- Exercise directions -
What follows is a set of records, each of which is to be written out exactly.

[Stored records]
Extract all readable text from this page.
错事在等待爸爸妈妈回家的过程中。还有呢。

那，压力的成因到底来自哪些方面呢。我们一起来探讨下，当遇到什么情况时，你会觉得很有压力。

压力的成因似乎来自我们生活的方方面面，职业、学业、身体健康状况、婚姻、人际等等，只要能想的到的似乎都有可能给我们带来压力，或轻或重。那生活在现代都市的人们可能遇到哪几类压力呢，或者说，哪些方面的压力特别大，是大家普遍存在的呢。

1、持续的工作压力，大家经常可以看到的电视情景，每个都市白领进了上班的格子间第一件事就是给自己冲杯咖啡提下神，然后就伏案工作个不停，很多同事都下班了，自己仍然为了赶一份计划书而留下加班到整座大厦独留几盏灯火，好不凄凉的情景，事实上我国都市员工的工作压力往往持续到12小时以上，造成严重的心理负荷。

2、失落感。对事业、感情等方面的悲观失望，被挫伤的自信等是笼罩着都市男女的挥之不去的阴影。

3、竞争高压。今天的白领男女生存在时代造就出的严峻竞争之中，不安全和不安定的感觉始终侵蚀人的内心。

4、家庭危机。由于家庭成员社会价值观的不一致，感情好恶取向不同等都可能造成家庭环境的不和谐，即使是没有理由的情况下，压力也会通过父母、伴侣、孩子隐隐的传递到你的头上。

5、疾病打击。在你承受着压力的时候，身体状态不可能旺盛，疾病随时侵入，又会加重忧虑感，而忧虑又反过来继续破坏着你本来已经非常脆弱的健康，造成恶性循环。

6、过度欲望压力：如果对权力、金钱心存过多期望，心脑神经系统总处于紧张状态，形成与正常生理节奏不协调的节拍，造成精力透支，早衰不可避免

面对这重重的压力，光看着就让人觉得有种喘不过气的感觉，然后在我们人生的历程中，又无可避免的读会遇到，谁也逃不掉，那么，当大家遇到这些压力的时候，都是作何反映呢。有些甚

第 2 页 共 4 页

- Answer for the task -
Extract all readable text from this page.
错事在等待爸爸妈妈回家的过程中。还有呢。

那，压力的成因到底来自哪些方面呢。我们一起来探讨下，当遇到什么情况时，你会觉得很有压力。

压力的成因似乎来自我们生活的方方面面，职业、学业、身体健康状况、婚姻、人际等等，只要能想的到的似乎都有可能给我们带来压力，或轻或重。那生活在现代都市的人们可能遇到哪几类压力呢，或者说，哪些方面的压力特别大，是大家普遍存在的呢。

1、持续的工作压力，大家经常可以看到的电视情景，每个都市白领进了上班的格子间第一件事就是给自己冲杯咖啡提下神，然后就伏案工作个不停，很多同事都下班了，自己仍然为了赶一份计划书而留下加班到整座大厦独留几盏灯火，好不凄凉的情景，事实上我国都市员工的工作压力往往持续到12小时以上，造成严重的心理负荷。

2、失落感。对事业、感情等方面的悲观失望，被挫伤的自信等是笼罩着都市男女的挥之不去的阴影。

3、竞争高压。今天的白领男女生存在时代造就出的严峻竞争之中，不安全和不安定的感觉始终侵蚀人的内心。

4、家庭危机。由于家庭成员社会价值观的不一致，感情好恶取向不同等都可能造成家庭环境的不和谐，即使是没有理由的情况下，压力也会通过父母、伴侣、孩子隐隐的传递到你的头上。

5、疾病打击。在你承受着压力的时候，身体状态不可能旺盛，疾病随时侵入，又会加重忧虑感，而忧虑又反过来继续破坏着你本来已经非常脆弱的健康，造成恶性循环。

6、过度欲望压力：如果对权力、金钱心存过多期望，心脑神经系统总处于紧张状态，形成与正常生理节奏不协调的节拍，造成精力透支，早衰不可避免

面对这重重的压力，光看着就让人觉得有种喘不过气的感觉，然后在我们人生的历程中，又无可避免的读会遇到，谁也逃不掉，那么，当大家遇到这些压力的时候，都是作何反映呢。有些甚

第 2 页 共 4 页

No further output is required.